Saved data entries
———
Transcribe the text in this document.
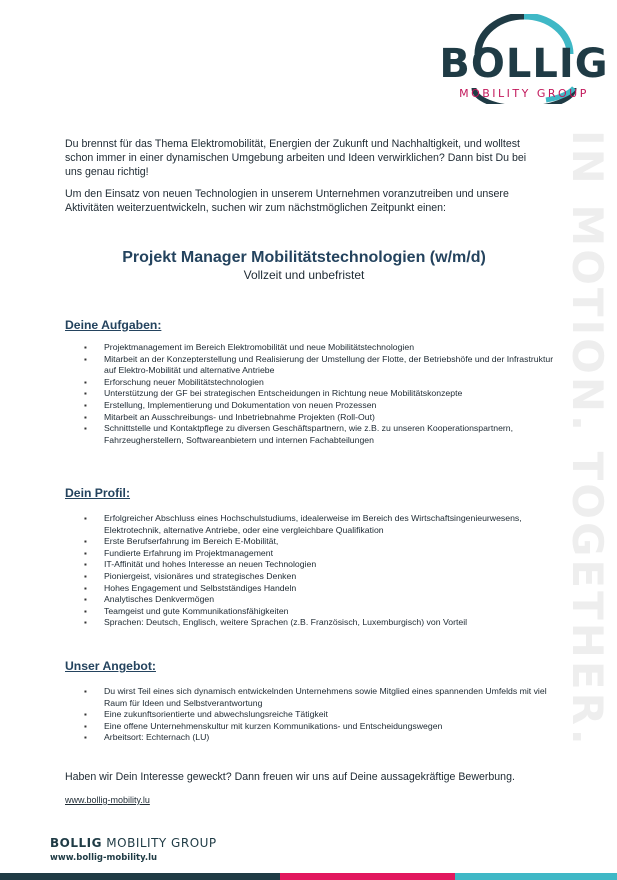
BOLLIG
MOBILITY GROUP
IN MOTION. TOGETHER.

Du brennst für das Thema Elektromobilität, Energien der Zukunft und Nachhaltigkeit, und wolltest schon immer in einer dynamischen Umgebung arbeiten und Ideen verwirklichen? Dann bist Du bei uns genau richtig!

Um den Einsatz von neuen Technologien in unserem Unternehmen voranzutreiben und unsere Aktivitäten weiterzuentwickeln, suchen wir zum nächstmöglichen Zeitpunkt einen:

Projekt Manager Mobilitätstechnologien (w/m/d)
Vollzeit und unbefristet
Deine Aufgaben:
▪ Projektmanagement im Bereich Elektromobilität und neue Mobilitätstechnologien
▪ Mitarbeit an der Konzepterstellung und Realisierung der Umstellung der Flotte, der Betriebshöfe und der Infrastruktur auf Elektro-Mobilität und alternative Antriebe
▪ Erforschung neuer Mobilitätstechnologien
▪ Unterstützung der GF bei strategischen Entscheidungen in Richtung neue Mobilitätskonzepte
▪ Erstellung, Implementierung und Dokumentation von neuen Prozessen
▪ Mitarbeit an Ausschreibungs- und Inbetriebnahme Projekten (Roll-Out)
▪ Schnittstelle und Kontaktpflege zu diversen Geschäftspartnern, wie z.B. zu unseren Kooperationspartnern, Fahrzeugherstellern, Softwareanbietern und internen Fachabteilungen
Dein Profil:
▪ Erfolgreicher Abschluss eines Hochschulstudiums, idealerweise im Bereich des Wirtschaftsingenieurwesens, Elektrotechnik, alternative Antriebe, oder eine vergleichbare Qualifikation
▪ Erste Berufserfahrung im Bereich E-Mobilität,
▪ Fundierte Erfahrung im Projektmanagement
▪ IT-Affinität und hohes Interesse an neuen Technologien
▪ Pioniergeist, visionäres und strategisches Denken
▪ Hohes Engagement und Selbstständiges Handeln
▪ Analytisches Denkvermögen
▪ Teamgeist und gute Kommunikationsfähigkeiten
▪ Sprachen: Deutsch, Englisch, weitere Sprachen (z.B. Französisch, Luxemburgisch) von Vorteil
Unser Angebot:
▪ Du wirst Teil eines sich dynamisch entwickelnden Unternehmens sowie Mitglied eines spannenden Umfelds mit viel Raum für Ideen und Selbstverantwortung
▪ Eine zukunftsorientierte und abwechslungsreiche Tätigkeit
▪ Eine offene Unternehmenskultur mit kurzen Kommunikations- und Entscheidungswegen
▪ Arbeitsort: Echternach (LU)

Haben wir Dein Interesse geweckt? Dann freuen wir uns auf Deine aussagekräftige Bewerbung.

www.bollig-mobility.lu
BOLLIG MOBILITY GROUP
www.bollig-mobility.lu
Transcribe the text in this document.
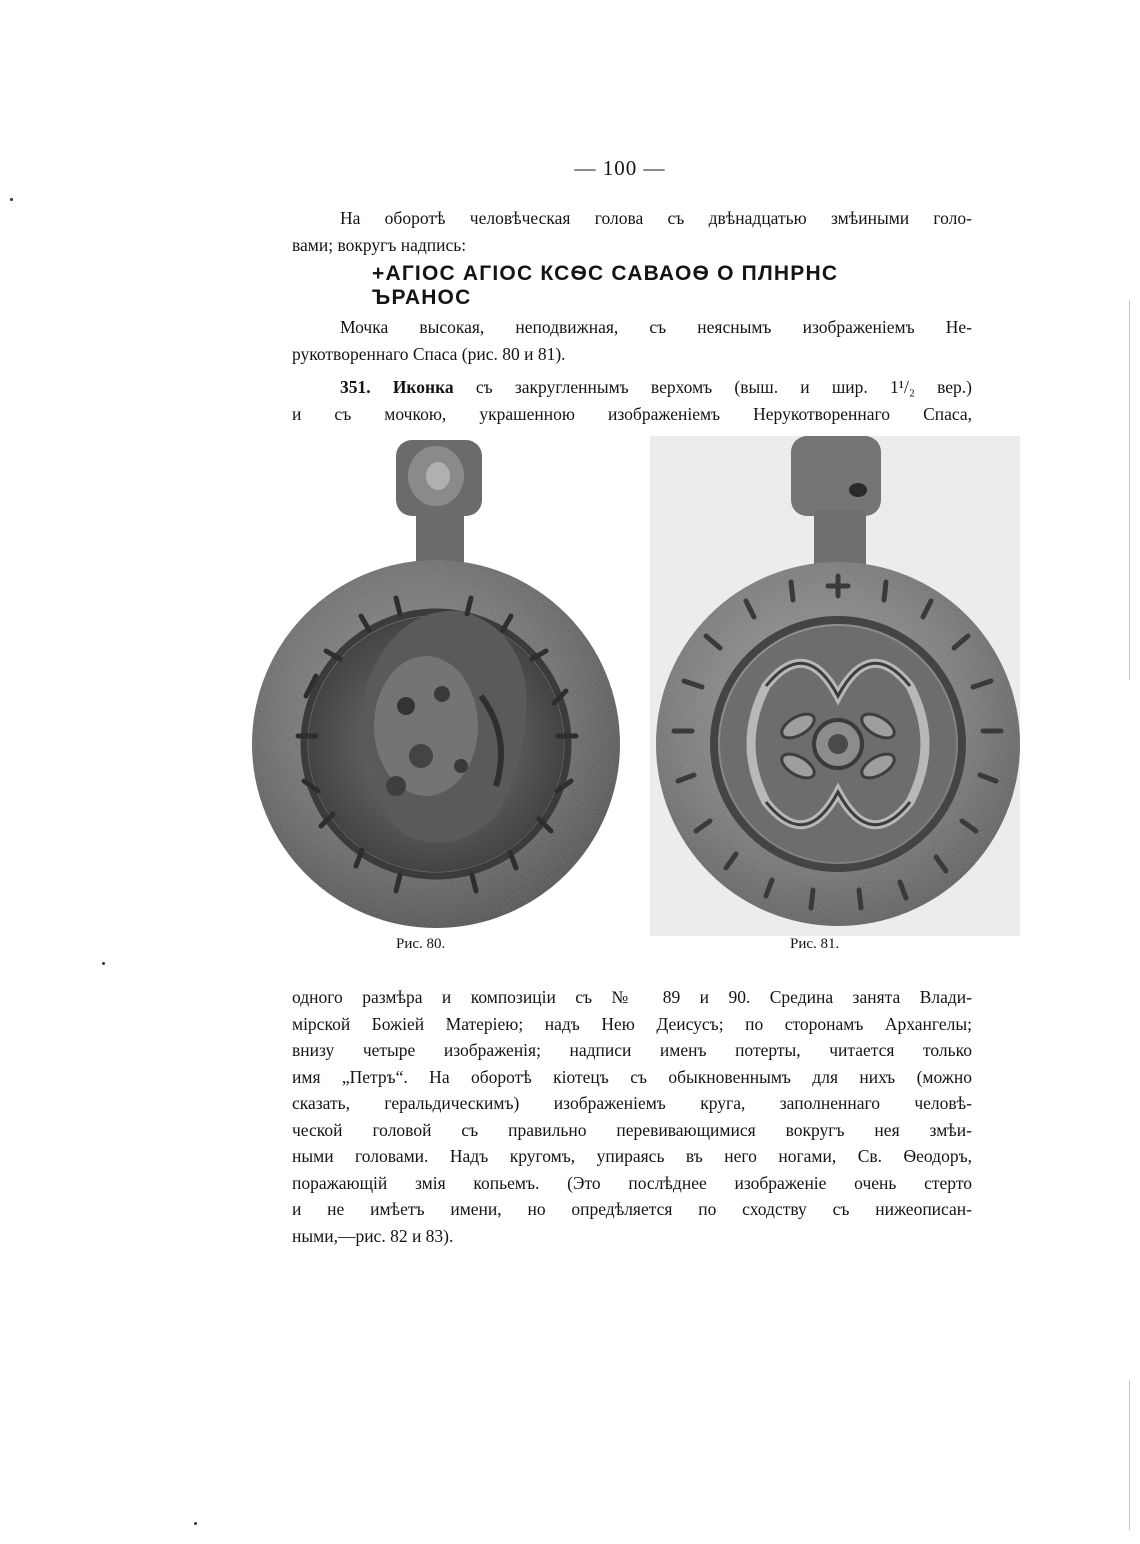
— 100 —
На оборотѣ человѣческая голова съ двѣнадцатью змѣиными голо-
вами; вокругъ надпись:
+АГІОС АГІОС КСѲС САВАОѲ О ПЛНРНС ЪРАНОС
Мочка высокая, неподвижная, съ неяснымъ изображеніемъ Не-
рукотвореннаго Спаса (рис. 80 и 81).
351. Иконка съ закругленнымъ верхомъ (выш. и шир. 1¹/₂ вер.)
и съ мочкою, украшенною изображеніемъ Нерукотвореннаго Спаса,
Рис. 80.	Рис. 81.
одного размѣра и композиціи съ № 89 и 90. Средина занята Влади-
мірской Божіей Матеріею; надъ Нею Деисусъ; по сторонамъ Архангелы;
внизу четыре изображенія; надписи именъ потерты, читается только
имя „Петръ“. На оборотѣ кіотецъ съ обыкновеннымъ для нихъ (можно
сказать, геральдическимъ) изображеніемъ круга, заполненнаго человѣ-
ческой головой съ правильно перевивающимися вокругъ нея змѣи-
ными головами. Надъ кругомъ, упираясь въ него ногами, Св. Ѳеодоръ,
поражающій змія копьемъ. (Это послѣднее изображеніе очень стерто
и не имѣетъ имени, но опредѣляется по сходству съ нижеописан-
ными,—рис. 82 и 83).
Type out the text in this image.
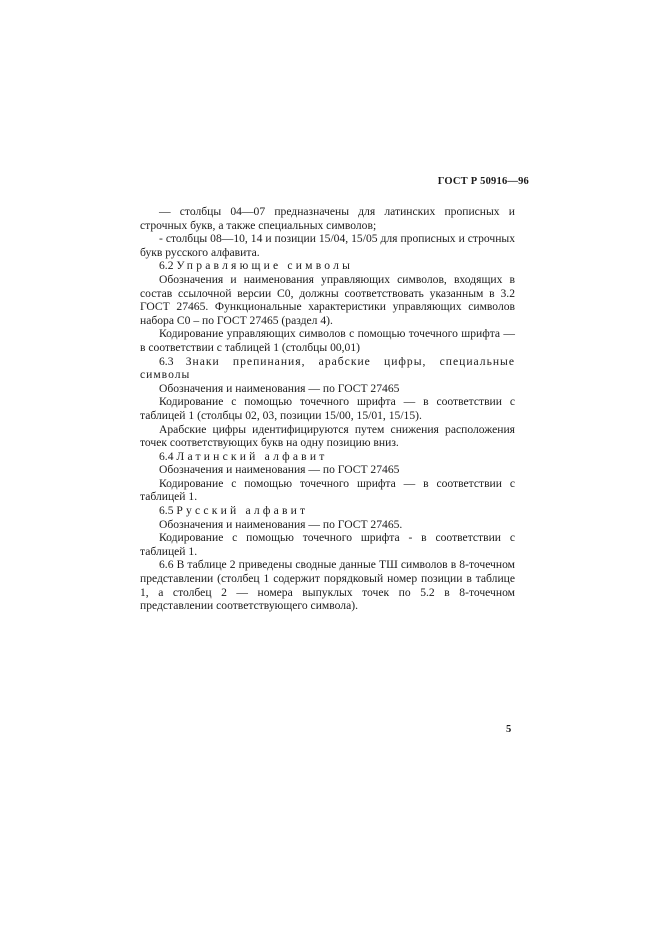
ГОСТ Р 50916—96

— столбцы 04—07 предназначены для латинских прописных и строчных букв, а также специальных символов;

- столбцы 08—10, 14 и позиции 15/04, 15/05 для прописных и строчных букв русского алфавита.

6.2 Управляющие символы

Обозначения и наименования управляющих символов, входящих в состав ссылочной версии С0, должны соответствовать указанным в 3.2 ГОСТ 27465. Функциональные характеристики управляющих символов набора С0 – по ГОСТ 27465 (раздел 4).

Кодирование управляющих символов с помощью точечного шрифта — в соответствии с таблицей 1 (столбцы 00,01)

6.3 Знаки препинания, арабские цифры, специальные символы

Обозначения и наименования — по ГОСТ 27465

Кодирование с помощью точечного шрифта — в соответствии с таблицей 1 (столбцы 02, 03, позиции 15/00, 15/01, 15/15).

Арабские цифры идентифицируются путем снижения расположения точек соответствующих букв на одну позицию вниз.

6.4 Латинский алфавит

Обозначения и наименования — по ГОСТ 27465

Кодирование с помощью точечного шрифта — в соответствии с таблицей 1.

6.5 Русский алфавит

Обозначения и наименования — по ГОСТ 27465.

Кодирование с помощью точечного шрифта - в соответствии с таблицей 1.

6.6 В таблице 2 приведены сводные данные ТШ символов в 8-точечном представлении (столбец 1 содержит порядковый номер позиции в таблице 1, а столбец 2 — номера выпуклых точек по 5.2 в 8-точечном представлении соответствующего символа).

5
———
**Short exercise:** Your task is to return the entries above exactly, with no pictures.

**Result:**
Transcribe the text in this document.
BOLLIG
MOBILITY GROUP
IN MOTION. TOGETHER.

Du brennst für das Thema Elektromobilität, Energien der Zukunft und Nachhaltigkeit, und wolltest schon immer in einer dynamischen Umgebung arbeiten und Ideen verwirklichen? Dann bist Du bei uns genau richtig!

Um den Einsatz von neuen Technologien in unserem Unternehmen voranzutreiben und unsere Aktivitäten weiterzuentwickeln, suchen wir zum nächstmöglichen Zeitpunkt einen:

Projekt Manager Mobilitätstechnologien (w/m/d)
Vollzeit und unbefristet
Deine Aufgaben:
▪ Projektmanagement im Bereich Elektromobilität und neue Mobilitätstechnologien
▪ Mitarbeit an der Konzepterstellung und Realisierung der Umstellung der Flotte, der Betriebshöfe und der Infrastruktur auf Elektro-Mobilität und alternative Antriebe
▪ Erforschung neuer Mobilitätstechnologien
▪ Unterstützung der GF bei strategischen Entscheidungen in Richtung neue Mobilitätskonzepte
▪ Erstellung, Implementierung und Dokumentation von neuen Prozessen
▪ Mitarbeit an Ausschreibungs- und Inbetriebnahme Projekten (Roll-Out)
▪ Schnittstelle und Kontaktpflege zu diversen Geschäftspartnern, wie z.B. zu unseren Kooperationspartnern, Fahrzeugherstellern, Softwareanbietern und internen Fachabteilungen
Dein Profil:
▪ Erfolgreicher Abschluss eines Hochschulstudiums, idealerweise im Bereich des Wirtschaftsingenieurwesens, Elektrotechnik, alternative Antriebe, oder eine vergleichbare Qualifikation
▪ Erste Berufserfahrung im Bereich E-Mobilität,
▪ Fundierte Erfahrung im Projektmanagement
▪ IT-Affinität und hohes Interesse an neuen Technologien
▪ Pioniergeist, visionäres und strategisches Denken
▪ Hohes Engagement und Selbstständiges Handeln
▪ Analytisches Denkvermögen
▪ Teamgeist und gute Kommunikationsfähigkeiten
▪ Sprachen: Deutsch, Englisch, weitere Sprachen (z.B. Französisch, Luxemburgisch) von Vorteil
Unser Angebot:
▪ Du wirst Teil eines sich dynamisch entwickelnden Unternehmens sowie Mitglied eines spannenden Umfelds mit viel Raum für Ideen und Selbstverantwortung
▪ Eine zukunftsorientierte und abwechslungsreiche Tätigkeit
▪ Eine offene Unternehmenskultur mit kurzen Kommunikations- und Entscheidungswegen
▪ Arbeitsort: Echternach (LU)

Haben wir Dein Interesse geweckt? Dann freuen wir uns auf Deine aussagekräftige Bewerbung.

www.bollig-mobility.lu
BOLLIG MOBILITY GROUP
www.bollig-mobility.lu
Transcribe the text in this document.
— 100 —
На оборотѣ человѣческая голова съ двѣнадцатью змѣиными голо-
вами; вокругъ надпись:
+АГІОС АГІОС КСѲС САВАОѲ О ПЛНРНС ЪРАНОС
Мочка высокая, неподвижная, съ неяснымъ изображеніемъ Не-
рукотвореннаго Спаса (рис. 80 и 81).
351. Иконка съ закругленнымъ верхомъ (выш. и шир. 1¹/₂ вер.)
и съ мочкою, украшенною изображеніемъ Нерукотвореннаго Спаса,
Рис. 80.	Рис. 81.
одного размѣра и композиціи съ № 89 и 90. Средина занята Влади-
мірской Божіей Матеріею; надъ Нею Деисусъ; по сторонамъ Архангелы;
внизу четыре изображенія; надписи именъ потерты, читается только
имя „Петръ“. На оборотѣ кіотецъ съ обыкновеннымъ для нихъ (можно
сказать, геральдическимъ) изображеніемъ круга, заполненнаго человѣ-
ческой головой съ правильно перевивающимися вокругъ нея змѣи-
ными головами. Надъ кругомъ, упираясь въ него ногами, Св. Ѳеодоръ,
поражающій змія копьемъ. (Это послѣднее изображеніе очень стерто
и не имѣетъ имени, но опредѣляется по сходству съ нижеописан-
ными,—рис. 82 и 83).
Type out the text in this image.
ГОСТ Р 50916—96

— столбцы 04—07 предназначены для латинских прописных и строчных букв, а также специальных символов;

- столбцы 08—10, 14 и позиции 15/04, 15/05 для прописных и строчных букв русского алфавита.

6.2 Управляющие символы

Обозначения и наименования управляющих символов, входящих в состав ссылочной версии С0, должны соответствовать указанным в 3.2 ГОСТ 27465. Функциональные характеристики управляющих символов набора С0 – по ГОСТ 27465 (раздел 4).

Кодирование управляющих символов с помощью точечного шрифта — в соответствии с таблицей 1 (столбцы 00,01)

6.3 Знаки препинания, арабские цифры, специальные символы

Обозначения и наименования — по ГОСТ 27465

Кодирование с помощью точечного шрифта — в соответствии с таблицей 1 (столбцы 02, 03, позиции 15/00, 15/01, 15/15).

Арабские цифры идентифицируются путем снижения расположения точек соответствующих букв на одну позицию вниз.

6.4 Латинский алфавит

Обозначения и наименования — по ГОСТ 27465

Кодирование с помощью точечного шрифта — в соответствии с таблицей 1.

6.5 Русский алфавит

Обозначения и наименования — по ГОСТ 27465.

Кодирование с помощью точечного шрифта - в соответствии с таблицей 1.

6.6 В таблице 2 приведены сводные данные ТШ символов в 8-точечном представлении (столбец 1 содержит порядковый номер позиции в таблице 1, а столбец 2 — номера выпуклых точек по 5.2 в 8-точечном представлении соответствующего символа).

5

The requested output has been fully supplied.